| WHAT YOU WILL DO |
Pick out all lines with the word "this" from the records that follow.

| SUPPLIED INFORMATION |
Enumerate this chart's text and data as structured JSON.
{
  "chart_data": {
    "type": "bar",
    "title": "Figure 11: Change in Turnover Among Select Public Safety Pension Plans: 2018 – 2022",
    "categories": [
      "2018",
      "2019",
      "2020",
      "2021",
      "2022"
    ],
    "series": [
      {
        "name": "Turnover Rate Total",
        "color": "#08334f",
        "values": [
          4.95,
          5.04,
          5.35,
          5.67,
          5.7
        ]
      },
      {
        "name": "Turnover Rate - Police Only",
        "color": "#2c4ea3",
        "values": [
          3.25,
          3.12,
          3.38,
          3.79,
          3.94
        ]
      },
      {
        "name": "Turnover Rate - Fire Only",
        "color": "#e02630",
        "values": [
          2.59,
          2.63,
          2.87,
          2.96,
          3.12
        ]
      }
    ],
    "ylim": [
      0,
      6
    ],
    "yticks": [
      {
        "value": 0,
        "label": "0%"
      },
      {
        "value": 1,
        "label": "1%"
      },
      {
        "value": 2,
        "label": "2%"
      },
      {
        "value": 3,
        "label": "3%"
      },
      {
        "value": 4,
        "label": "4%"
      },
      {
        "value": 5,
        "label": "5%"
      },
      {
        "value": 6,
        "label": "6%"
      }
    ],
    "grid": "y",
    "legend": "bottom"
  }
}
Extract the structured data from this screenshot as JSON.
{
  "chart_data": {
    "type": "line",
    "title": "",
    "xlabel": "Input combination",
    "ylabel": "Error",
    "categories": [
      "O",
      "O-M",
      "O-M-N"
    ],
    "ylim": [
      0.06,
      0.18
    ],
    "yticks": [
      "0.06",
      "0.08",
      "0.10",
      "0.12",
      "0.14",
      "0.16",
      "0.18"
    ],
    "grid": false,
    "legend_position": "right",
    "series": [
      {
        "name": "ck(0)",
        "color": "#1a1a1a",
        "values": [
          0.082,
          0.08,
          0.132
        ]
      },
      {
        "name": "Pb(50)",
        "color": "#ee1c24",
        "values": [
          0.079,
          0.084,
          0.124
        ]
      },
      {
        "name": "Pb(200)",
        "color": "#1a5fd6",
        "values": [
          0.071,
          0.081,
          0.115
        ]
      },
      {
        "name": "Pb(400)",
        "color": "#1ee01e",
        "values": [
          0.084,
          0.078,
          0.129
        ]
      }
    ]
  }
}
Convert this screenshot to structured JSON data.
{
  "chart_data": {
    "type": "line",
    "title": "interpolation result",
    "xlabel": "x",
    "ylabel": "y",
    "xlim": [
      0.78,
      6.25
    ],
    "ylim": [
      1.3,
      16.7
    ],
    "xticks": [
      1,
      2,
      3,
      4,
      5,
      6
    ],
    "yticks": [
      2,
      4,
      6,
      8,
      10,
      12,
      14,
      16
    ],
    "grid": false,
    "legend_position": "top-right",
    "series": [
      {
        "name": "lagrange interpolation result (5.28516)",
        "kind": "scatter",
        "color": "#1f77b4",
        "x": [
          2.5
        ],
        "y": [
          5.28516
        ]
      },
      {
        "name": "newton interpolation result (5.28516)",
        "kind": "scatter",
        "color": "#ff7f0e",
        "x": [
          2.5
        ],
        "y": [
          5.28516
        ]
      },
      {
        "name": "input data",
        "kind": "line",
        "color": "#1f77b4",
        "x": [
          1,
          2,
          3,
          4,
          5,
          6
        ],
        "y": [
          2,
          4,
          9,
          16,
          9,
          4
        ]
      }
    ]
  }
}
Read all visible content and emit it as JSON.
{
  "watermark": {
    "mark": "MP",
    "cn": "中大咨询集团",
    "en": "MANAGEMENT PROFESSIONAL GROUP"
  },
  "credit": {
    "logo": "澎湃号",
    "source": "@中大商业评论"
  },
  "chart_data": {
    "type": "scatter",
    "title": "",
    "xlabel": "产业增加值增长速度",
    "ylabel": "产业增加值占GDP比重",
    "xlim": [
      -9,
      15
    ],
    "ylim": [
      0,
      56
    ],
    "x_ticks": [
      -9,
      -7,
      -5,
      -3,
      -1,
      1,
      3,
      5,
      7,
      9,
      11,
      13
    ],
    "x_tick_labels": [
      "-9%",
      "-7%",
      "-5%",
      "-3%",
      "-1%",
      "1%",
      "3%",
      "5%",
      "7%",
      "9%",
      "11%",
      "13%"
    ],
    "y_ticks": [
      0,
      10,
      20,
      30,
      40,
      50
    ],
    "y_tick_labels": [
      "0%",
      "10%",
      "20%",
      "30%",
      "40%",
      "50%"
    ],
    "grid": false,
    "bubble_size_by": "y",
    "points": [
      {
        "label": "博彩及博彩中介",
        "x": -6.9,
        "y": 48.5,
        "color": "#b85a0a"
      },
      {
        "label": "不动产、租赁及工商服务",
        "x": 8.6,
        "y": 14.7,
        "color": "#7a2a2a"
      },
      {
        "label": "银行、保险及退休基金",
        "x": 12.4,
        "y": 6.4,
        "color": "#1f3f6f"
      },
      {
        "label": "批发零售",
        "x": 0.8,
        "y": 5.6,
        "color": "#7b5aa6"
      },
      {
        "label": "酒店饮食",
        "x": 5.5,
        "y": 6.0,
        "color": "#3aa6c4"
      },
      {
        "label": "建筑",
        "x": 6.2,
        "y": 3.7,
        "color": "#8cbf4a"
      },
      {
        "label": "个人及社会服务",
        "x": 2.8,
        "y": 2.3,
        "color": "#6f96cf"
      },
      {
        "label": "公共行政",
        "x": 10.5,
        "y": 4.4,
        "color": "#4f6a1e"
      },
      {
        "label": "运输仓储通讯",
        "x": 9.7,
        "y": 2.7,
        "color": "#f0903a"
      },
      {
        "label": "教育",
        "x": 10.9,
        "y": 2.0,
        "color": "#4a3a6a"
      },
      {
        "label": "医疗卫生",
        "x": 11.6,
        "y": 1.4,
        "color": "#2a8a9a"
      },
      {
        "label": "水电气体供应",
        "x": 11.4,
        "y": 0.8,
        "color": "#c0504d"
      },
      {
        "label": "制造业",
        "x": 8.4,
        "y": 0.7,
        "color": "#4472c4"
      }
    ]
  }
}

| TASK OUTPUT |
Enumerate this chart's text and data as structured JSON.
Extract the structured data from this screenshot as JSON.
Convert this screenshot to structured JSON data.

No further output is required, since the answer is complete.